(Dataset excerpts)
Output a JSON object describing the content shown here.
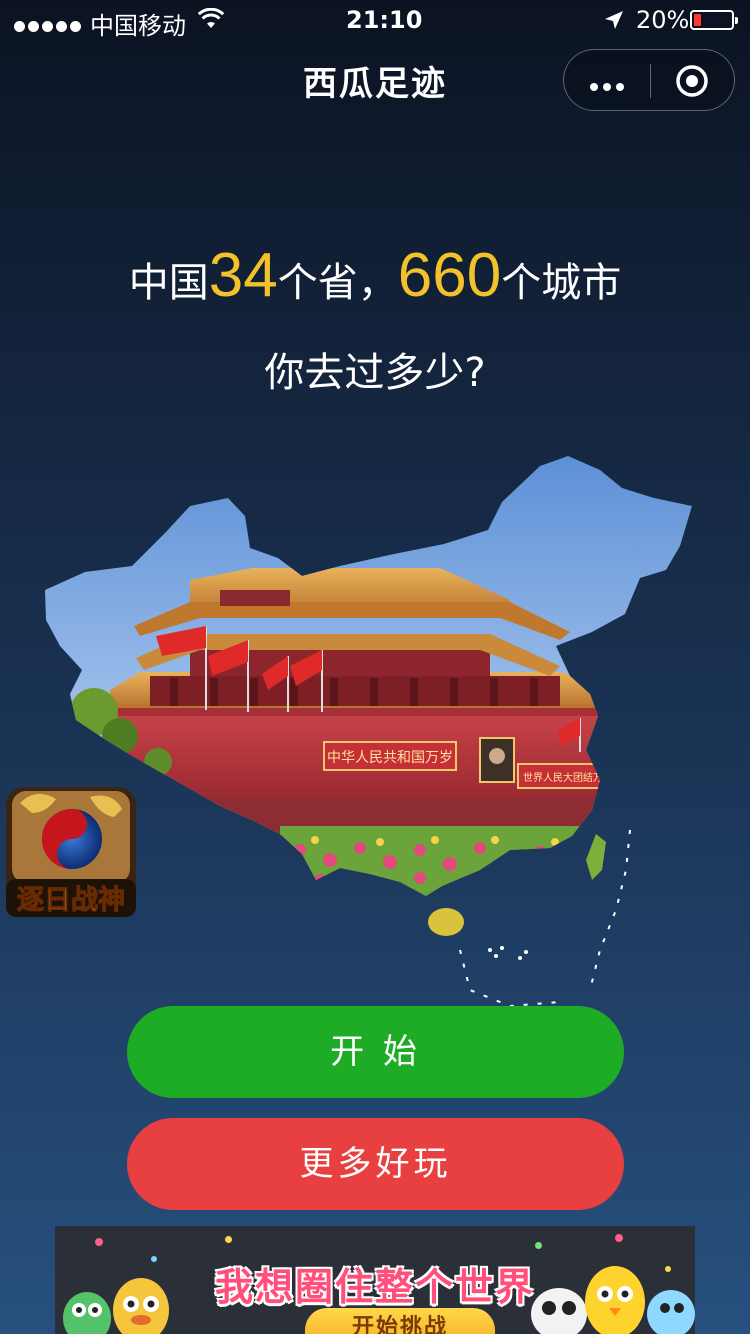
{
  "status_bar": {
    "carrier": "中国移动",
    "time": "21:10",
    "battery": "20%",
    "battery_level": 0.2,
    "battery_color": "#ff3b30",
    "icons": [
      "signal-dots-icon",
      "wifi-icon",
      "location-arrow-icon",
      "battery-icon"
    ]
  },
  "nav": {
    "title": "西瓜足迹",
    "capsule_icons": [
      "more-dots-icon",
      "close-target-icon"
    ]
  },
  "headline": {
    "prefix": "中国",
    "provinces_count": "34",
    "mid": "个省，",
    "cities_count": "660",
    "suffix": "个城市",
    "question": "你去过多少?",
    "number_color": "#f3c22b"
  },
  "illustration": {
    "image": "china-map-with-tiananmen",
    "gate_banner_left": "中华人民共和国万岁",
    "gate_banner_right": "世界人民大团结万岁"
  },
  "float_ad": {
    "title": "逐日战神"
  },
  "buttons": {
    "start": "开 始",
    "more": "更多好玩",
    "start_color": "#1eab25",
    "more_color": "#e84040"
  },
  "banner_ad": {
    "title": "我想圈住整个世界",
    "cta": "开始挑战"
  }
}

● **Required task**
Drop the images and quote the entries word for word.

● **Solution to the problem**
Output a JSON object describing the content shown here.
{
  "status_bar": {
    "carrier": "中国移动",
    "time": "21:10",
    "battery": "20%",
    "battery_level": 0.2,
    "battery_color": "#ff3b30",
    "icons": [
      "signal-dots-icon",
      "wifi-icon",
      "location-arrow-icon",
      "battery-icon"
    ]
  },
  "nav": {
    "title": "西瓜足迹",
    "capsule_icons": [
      "more-dots-icon",
      "close-target-icon"
    ]
  },
  "headline": {
    "prefix": "中国",
    "provinces_count": "34",
    "mid": "个省，",
    "cities_count": "660",
    "suffix": "个城市",
    "question": "你去过多少?",
    "number_color": "#f3c22b"
  },
  "illustration": {
    "image": "china-map-with-tiananmen",
    "gate_banner_left": "中华人民共和国万岁",
    "gate_banner_right": "世界人民大团结万岁"
  },
  "float_ad": {
    "title": "逐日战神"
  },
  "buttons": {
    "start": "开 始",
    "more": "更多好玩",
    "start_color": "#1eab25",
    "more_color": "#e84040"
  },
  "banner_ad": {
    "title": "我想圈住整个世界",
    "cta": "开始挑战"
  }
}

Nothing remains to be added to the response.